## What is asked
Make an exact copy of the records, dropping all pictures.

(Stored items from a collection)
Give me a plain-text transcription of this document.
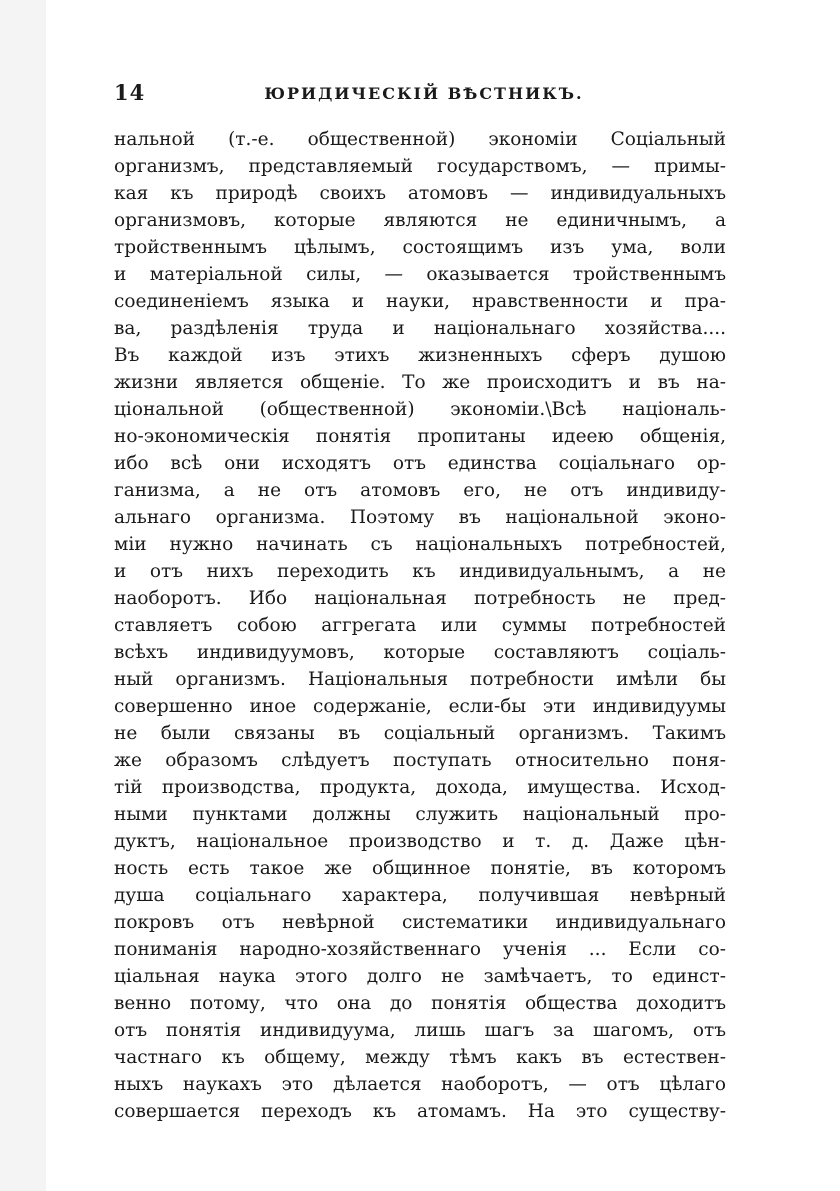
14	ЮРИДИЧЕСКІЙ ВѢСТНИКЪ.
нальной (т.-е. общественной) экономіи Соціальный
организмъ, представляемый государствомъ, — примы-
кая къ природѣ своихъ атомовъ — индивидуальныхъ
организмовъ, которые являются не единичнымъ, а
тройственнымъ цѣлымъ, состоящимъ изъ ума, воли
и матеріальной силы, — оказывается тройственнымъ
соединеніемъ языка и науки, нравственности и пра-
ва, раздѣленія труда и національнаго хозяйства....
Въ каждой изъ этихъ жизненныхъ сферъ душою
жизни является общеніе. То же происходитъ и въ на-
ціональной (общественной) экономіи.\Всѣ національ-
но-экономическія понятія пропитаны идеею общенія,
ибо всѣ они исходятъ отъ единства соціальнаго ор-
ганизма, а не отъ атомовъ его, не отъ индивиду-
альнаго организма. Поэтому въ національной эконо-
міи нужно начинать съ національныхъ потребностей,
и отъ нихъ переходить къ индивидуальнымъ, а не
наоборотъ. Ибо національная потребность не пред-
ставляетъ собою аггрегата или суммы потребностей
всѣхъ индивидуумовъ, которые составляютъ соціаль-
ный организмъ. Національныя потребности имѣли бы
совершенно иное содержаніе, если-бы эти индивидуумы
не были связаны въ соціальный организмъ. Такимъ
же образомъ слѣдуетъ поступать относительно поня-
тій производства, продукта, дохода, имущества. Исход-
ными пунктами должны служить національный про-
дуктъ, національное производство и т. д. Даже цѣн-
ность есть такое же общинное понятіе, въ которомъ
душа соціальнаго характера, получившая невѣрный
покровъ отъ невѣрной систематики индивидуальнаго
пониманія народно-хозяйственнаго ученія ... Если со-
ціальная наука этого долго не замѣчаетъ, то единст-
венно потому, что она до понятія общества доходитъ
отъ понятія индивидуума, лишь шагъ за шагомъ, отъ
частнаго къ общему, между тѣмъ какъ въ естествен-
ныхъ наукахъ это дѣлается наоборотъ, — отъ цѣлаго
совершается переходъ къ атомамъ. На это существу-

## Answer to this exercise
Give me a plain-text transcription of this document.
14	ЮРИДИЧЕСКІЙ ВѢСТНИКЪ.
нальной (т.-е. общественной) экономіи Соціальный
организмъ, представляемый государствомъ, — примы-
кая къ природѣ своихъ атомовъ — индивидуальныхъ
организмовъ, которые являются не единичнымъ, а
тройственнымъ цѣлымъ, состоящимъ изъ ума, воли
и матеріальной силы, — оказывается тройственнымъ
соединеніемъ языка и науки, нравственности и пра-
ва, раздѣленія труда и національнаго хозяйства....
Въ каждой изъ этихъ жизненныхъ сферъ душою
жизни является общеніе. То же происходитъ и въ на-
ціональной (общественной) экономіи.\Всѣ національ-
но-экономическія понятія пропитаны идеею общенія,
ибо всѣ они исходятъ отъ единства соціальнаго ор-
ганизма, а не отъ атомовъ его, не отъ индивиду-
альнаго организма. Поэтому въ національной эконо-
міи нужно начинать съ національныхъ потребностей,
и отъ нихъ переходить къ индивидуальнымъ, а не
наоборотъ. Ибо національная потребность не пред-
ставляетъ собою аггрегата или суммы потребностей
всѣхъ индивидуумовъ, которые составляютъ соціаль-
ный организмъ. Національныя потребности имѣли бы
совершенно иное содержаніе, если-бы эти индивидуумы
не были связаны въ соціальный организмъ. Такимъ
же образомъ слѣдуетъ поступать относительно поня-
тій производства, продукта, дохода, имущества. Исход-
ными пунктами должны служить національный про-
дуктъ, національное производство и т. д. Даже цѣн-
ность есть такое же общинное понятіе, въ которомъ
душа соціальнаго характера, получившая невѣрный
покровъ отъ невѣрной систематики индивидуальнаго
пониманія народно-хозяйственнаго ученія ... Если со-
ціальная наука этого долго не замѣчаетъ, то единст-
венно потому, что она до понятія общества доходитъ
отъ понятія индивидуума, лишь шагъ за шагомъ, отъ
частнаго къ общему, между тѣмъ какъ въ естествен-
ныхъ наукахъ это дѣлается наоборотъ, — отъ цѣлаго
совершается переходъ къ атомамъ. На это существу-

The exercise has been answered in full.